• _Task A_
In the egg hatch assay passage, copy everything from "The in vitro" down to "concentration and control.".
• _Task B_
Does the egg hatch assay passage support each statement below? Answer yes or no for each, and quote the words from the passage that decide it.
(i) Albendazole at a 1% concentration served as the positive control.
(ii) The plates were incubated at 37°C.
(iii) Each concentration and the control were counted in five replicates.
[Opening Selected text section]
The in vitro egg hatch assay was based on the method of Marie-Magdeleine et al. (Citation2010). One mL of egg suspension was distributed in each well of 48 well plates containing ~400 eggs/well, and mixed with the same volume of plant extracts (i.e., 125, 250, 500 µg/mL). Albendazole at a 1% concentration was used as the positive control. The plates were incubated at 25°C for 48 h, when one drop of Lugol’s iodine solution was added to stop egg hatching. All the eggs and first stage larvae (L1), in each plate were counted with three replicates for each concentration and control.
[Closing Selected text section]
[Opening Given records section]
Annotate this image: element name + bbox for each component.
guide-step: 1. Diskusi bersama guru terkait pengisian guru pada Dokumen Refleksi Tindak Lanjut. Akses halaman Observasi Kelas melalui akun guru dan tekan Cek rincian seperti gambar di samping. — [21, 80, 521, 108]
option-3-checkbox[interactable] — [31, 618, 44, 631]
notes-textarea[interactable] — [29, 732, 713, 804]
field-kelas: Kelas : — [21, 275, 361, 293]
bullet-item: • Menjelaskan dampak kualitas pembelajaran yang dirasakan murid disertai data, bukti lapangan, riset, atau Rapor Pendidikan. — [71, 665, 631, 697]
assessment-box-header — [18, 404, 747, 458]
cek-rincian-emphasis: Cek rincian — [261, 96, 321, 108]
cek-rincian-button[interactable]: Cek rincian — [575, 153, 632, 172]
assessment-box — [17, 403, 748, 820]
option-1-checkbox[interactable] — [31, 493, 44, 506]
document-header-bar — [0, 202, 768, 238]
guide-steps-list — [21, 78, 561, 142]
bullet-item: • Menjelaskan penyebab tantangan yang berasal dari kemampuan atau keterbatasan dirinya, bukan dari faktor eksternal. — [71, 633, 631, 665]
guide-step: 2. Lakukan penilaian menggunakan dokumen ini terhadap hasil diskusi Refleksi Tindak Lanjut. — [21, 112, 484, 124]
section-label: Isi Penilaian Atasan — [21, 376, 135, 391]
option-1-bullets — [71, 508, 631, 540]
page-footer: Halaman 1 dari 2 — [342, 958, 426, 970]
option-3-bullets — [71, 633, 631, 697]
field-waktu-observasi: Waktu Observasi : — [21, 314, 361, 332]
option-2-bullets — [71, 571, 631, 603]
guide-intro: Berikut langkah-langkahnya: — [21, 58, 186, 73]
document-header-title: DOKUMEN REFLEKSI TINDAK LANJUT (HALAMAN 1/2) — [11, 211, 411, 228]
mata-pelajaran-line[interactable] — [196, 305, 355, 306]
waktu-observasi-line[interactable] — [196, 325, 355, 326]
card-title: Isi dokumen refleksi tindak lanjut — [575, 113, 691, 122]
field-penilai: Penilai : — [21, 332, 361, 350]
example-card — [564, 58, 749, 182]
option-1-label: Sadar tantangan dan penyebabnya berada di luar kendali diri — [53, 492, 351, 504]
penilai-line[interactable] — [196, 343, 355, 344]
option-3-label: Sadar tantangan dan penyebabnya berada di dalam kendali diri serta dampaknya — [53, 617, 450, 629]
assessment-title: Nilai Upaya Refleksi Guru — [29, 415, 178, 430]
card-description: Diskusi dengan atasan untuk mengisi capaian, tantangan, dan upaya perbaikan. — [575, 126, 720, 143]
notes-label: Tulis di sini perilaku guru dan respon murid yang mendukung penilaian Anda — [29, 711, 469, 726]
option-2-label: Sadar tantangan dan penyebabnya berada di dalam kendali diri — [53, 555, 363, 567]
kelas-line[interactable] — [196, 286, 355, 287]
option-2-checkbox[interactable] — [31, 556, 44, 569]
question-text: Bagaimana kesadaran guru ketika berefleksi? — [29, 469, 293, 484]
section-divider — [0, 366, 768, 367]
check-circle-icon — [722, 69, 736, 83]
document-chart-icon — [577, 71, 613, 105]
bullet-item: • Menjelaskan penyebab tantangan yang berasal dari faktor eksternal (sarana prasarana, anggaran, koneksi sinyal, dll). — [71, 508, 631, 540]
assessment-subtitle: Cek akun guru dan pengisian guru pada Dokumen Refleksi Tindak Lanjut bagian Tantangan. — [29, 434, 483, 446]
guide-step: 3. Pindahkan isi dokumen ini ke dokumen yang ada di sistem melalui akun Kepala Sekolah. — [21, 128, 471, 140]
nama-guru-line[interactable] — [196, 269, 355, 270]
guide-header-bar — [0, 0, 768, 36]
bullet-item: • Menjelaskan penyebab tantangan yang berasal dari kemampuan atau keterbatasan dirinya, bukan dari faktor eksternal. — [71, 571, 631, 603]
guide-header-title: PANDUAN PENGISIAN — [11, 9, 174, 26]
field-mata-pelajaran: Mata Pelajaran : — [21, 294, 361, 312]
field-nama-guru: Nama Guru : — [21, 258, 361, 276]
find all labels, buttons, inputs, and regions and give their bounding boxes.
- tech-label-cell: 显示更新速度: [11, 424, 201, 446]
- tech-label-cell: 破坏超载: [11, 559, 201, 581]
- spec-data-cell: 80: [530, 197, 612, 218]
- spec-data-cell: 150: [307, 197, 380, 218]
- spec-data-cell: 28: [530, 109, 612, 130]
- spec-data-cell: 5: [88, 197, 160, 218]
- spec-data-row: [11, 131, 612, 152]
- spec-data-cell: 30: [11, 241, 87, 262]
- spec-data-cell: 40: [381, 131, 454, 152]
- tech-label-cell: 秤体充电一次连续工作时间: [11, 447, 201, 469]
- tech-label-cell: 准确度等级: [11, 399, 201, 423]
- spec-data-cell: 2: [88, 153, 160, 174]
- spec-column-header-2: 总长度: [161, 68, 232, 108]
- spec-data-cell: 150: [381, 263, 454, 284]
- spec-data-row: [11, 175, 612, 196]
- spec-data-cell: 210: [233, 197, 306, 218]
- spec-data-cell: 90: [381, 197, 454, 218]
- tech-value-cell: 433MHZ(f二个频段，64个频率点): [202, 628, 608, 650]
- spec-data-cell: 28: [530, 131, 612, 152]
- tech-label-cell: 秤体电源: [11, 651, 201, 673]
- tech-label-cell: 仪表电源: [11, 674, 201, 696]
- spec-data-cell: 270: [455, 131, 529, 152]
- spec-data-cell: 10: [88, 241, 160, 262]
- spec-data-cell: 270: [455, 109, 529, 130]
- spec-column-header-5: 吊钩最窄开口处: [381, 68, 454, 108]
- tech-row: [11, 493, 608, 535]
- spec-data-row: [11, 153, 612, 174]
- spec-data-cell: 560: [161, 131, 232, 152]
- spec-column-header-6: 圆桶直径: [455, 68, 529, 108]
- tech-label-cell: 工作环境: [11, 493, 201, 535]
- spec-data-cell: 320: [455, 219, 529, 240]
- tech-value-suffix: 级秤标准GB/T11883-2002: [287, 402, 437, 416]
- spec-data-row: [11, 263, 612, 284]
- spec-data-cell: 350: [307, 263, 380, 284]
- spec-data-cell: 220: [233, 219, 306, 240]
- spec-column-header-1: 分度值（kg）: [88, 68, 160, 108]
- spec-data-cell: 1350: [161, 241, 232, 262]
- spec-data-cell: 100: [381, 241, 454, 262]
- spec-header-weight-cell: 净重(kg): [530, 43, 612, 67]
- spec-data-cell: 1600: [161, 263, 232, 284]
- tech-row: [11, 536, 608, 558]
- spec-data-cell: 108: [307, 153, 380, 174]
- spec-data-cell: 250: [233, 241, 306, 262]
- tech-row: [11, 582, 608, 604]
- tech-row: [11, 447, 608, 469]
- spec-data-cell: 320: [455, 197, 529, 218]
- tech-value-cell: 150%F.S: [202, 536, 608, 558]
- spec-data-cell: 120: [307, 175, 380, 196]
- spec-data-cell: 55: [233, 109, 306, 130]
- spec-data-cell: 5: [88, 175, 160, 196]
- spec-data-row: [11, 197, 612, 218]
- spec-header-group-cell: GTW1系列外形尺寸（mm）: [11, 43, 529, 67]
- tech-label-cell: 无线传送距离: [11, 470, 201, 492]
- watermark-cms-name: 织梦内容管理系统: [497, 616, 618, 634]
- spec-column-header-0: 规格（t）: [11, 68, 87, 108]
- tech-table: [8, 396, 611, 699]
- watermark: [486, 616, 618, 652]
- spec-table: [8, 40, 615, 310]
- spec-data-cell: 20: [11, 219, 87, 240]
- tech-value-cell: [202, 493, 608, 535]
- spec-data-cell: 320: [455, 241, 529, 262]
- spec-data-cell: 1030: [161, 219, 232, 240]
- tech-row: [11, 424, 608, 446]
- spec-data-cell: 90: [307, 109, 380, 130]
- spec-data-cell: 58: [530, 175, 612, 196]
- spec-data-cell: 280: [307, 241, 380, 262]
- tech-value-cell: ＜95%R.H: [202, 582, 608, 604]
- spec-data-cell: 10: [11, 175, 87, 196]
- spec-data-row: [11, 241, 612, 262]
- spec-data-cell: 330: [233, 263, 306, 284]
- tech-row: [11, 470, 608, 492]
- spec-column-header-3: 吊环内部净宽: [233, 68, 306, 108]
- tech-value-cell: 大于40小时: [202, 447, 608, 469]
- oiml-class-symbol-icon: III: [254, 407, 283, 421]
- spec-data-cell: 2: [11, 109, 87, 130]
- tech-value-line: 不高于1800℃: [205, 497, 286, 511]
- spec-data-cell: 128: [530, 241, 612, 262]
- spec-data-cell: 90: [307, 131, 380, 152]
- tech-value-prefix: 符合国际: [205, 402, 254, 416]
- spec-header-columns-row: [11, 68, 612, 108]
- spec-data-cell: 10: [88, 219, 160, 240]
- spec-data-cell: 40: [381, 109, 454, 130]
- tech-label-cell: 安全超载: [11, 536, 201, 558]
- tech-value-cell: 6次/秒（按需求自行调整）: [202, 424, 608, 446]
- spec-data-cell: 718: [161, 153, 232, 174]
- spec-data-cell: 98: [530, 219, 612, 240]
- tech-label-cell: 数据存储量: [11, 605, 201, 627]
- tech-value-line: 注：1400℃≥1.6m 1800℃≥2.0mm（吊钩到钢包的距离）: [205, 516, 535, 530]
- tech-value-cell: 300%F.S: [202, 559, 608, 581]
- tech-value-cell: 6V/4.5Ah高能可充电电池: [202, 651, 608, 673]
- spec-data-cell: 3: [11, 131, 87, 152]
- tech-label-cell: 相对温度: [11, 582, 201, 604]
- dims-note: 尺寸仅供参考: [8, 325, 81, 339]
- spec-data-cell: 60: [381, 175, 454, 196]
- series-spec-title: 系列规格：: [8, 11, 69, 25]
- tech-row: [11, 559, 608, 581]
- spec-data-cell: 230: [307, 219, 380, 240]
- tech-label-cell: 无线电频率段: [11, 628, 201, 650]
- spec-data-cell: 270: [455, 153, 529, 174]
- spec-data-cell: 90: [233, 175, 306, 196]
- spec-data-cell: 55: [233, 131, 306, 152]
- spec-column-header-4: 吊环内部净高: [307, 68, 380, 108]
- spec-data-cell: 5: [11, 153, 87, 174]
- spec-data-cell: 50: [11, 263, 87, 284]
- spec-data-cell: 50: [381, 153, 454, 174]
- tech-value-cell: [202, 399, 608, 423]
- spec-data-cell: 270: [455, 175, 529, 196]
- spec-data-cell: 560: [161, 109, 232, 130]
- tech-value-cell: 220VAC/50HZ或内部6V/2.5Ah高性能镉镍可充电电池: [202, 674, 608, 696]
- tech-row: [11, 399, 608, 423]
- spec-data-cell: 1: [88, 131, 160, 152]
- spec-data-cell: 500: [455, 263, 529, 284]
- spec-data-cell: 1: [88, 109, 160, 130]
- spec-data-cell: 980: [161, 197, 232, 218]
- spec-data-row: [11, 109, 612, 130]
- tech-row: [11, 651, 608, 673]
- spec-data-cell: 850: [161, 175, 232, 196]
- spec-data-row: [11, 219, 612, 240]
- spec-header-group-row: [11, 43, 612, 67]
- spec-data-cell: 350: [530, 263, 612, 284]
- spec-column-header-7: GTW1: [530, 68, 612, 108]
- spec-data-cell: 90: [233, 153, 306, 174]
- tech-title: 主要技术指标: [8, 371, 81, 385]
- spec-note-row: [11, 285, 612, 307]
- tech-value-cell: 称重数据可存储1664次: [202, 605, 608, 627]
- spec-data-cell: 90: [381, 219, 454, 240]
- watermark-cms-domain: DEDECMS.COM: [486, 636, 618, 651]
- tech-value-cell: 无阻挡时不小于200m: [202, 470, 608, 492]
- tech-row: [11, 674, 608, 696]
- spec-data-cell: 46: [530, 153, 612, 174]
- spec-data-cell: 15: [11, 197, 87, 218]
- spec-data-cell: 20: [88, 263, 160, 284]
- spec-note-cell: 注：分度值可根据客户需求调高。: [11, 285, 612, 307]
[Closing Given records section]
• _Response area A_
The in vitro egg hatch assay was based on the method of Marie-Magdeleine et al. (Citation2010). One mL of egg suspension was distributed in each well of 48 well plates containing ~400 eggs/well, and mixed with the same volume of plant extracts (i.e., 125, 250, 500 µg/mL). Albendazole at a 1% concentration was used as the positive control. The plates were incubated at 25°C for 48 h, when one drop of Lugol’s iodine solution was added to stop egg hatching. All the eggs and first stage larvae (L1), in each plate were counted with three replicates for each concentration and control.

• _Response area B_
(i) Yes: "Albendazole at a 1% concentration was used as the positive control."
(ii) No: "The plates were incubated at 25°C for 48 h"
(iii) No: "with three replicates for each concentration and control."